■ **Extract to read**
☆ ☆ ☆ ☆ ☆ ☆ ☆
Just thought I'd pass an update. As I was trying to decide between the Micro II, Micro Plus, and then came across the Micro Revolution 5.0 I finally decided on the Aqua-Vu Micro Revolution 5.0. Hoping to put it to use this weekend. Here are the reasons for my decision.

  • The Micro II is only water resistant while the other two are both IP67 rated. I inquired about the Micro II and was told that it could handle light water splash but was not suitable for wet conditions such as during a steady rain. That pretty much ruled it out of the running for me since I plan to use it outdoors.
  • Micro II has a 3" screen as does the Micro Plus but the Revolution has a 5" screen. The 5" screen started out as a negative but later I realized the unit was still compact enough that I could fit it in the pockets of my coat so it was only a minor negativity.
☆ ☆ ☆ ☆ ☆ ☆ ☆
■ **Listed records**
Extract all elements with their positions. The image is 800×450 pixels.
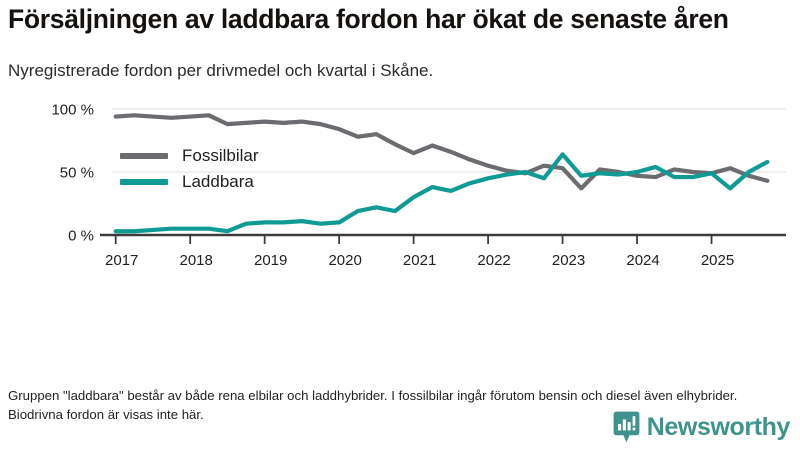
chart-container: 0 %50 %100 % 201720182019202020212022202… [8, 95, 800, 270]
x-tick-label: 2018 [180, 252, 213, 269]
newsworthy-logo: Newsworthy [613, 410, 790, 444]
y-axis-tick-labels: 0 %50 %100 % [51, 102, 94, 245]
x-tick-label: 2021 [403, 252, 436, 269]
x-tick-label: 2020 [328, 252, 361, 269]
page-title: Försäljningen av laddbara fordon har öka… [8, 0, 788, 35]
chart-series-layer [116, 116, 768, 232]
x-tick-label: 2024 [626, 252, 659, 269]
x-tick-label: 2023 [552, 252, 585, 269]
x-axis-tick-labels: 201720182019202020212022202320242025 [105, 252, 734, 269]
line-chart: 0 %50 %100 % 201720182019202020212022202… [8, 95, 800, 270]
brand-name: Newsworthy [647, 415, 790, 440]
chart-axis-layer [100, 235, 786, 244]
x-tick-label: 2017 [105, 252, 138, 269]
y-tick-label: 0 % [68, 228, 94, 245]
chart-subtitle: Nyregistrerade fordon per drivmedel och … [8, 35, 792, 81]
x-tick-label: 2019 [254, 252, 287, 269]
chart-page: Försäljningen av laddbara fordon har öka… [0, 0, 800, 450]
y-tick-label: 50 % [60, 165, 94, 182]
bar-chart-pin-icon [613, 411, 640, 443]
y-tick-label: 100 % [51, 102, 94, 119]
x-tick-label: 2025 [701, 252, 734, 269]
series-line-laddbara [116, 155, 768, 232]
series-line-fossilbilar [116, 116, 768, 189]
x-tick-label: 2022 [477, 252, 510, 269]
☆ ☆ ☆ ☆ ☆ ☆ ☆
■ **Work to complete**
A) In the post about choosing an Aqua-Vu camera:
(i) Which model did the writer finally decide on?
(ii) What rating do the Micro Plus and the Micro Revolution 5.0 both have?
(iii) How large is the screen on the Micro Plus?
B) Reproduce the post about choosing an Aqua-Vu camera word for word from "Just thought I'd" to "use it outdoors.".

■ **Expected results**
A)
(i) The Aqua-Vu Micro Revolution 5.0.
(ii) IP67.
(iii) 3 inches.

B)
Just thought I'd pass an update. As I was trying to decide between the Micro II, Micro Plus, and then came across the Micro Revolution 5.0 I finally decided on the Aqua-Vu Micro Revolution 5.0. Hoping to put it to use this weekend. Here are the reasons for my decision.

  • The Micro II is only water resistant while the other two are both IP67 rated. I inquired about the Micro II and was told that it could handle light water splash but was not suitable for wet conditions such as during a steady rain. That pretty much ruled it out of the running for me since I plan to use it outdoors.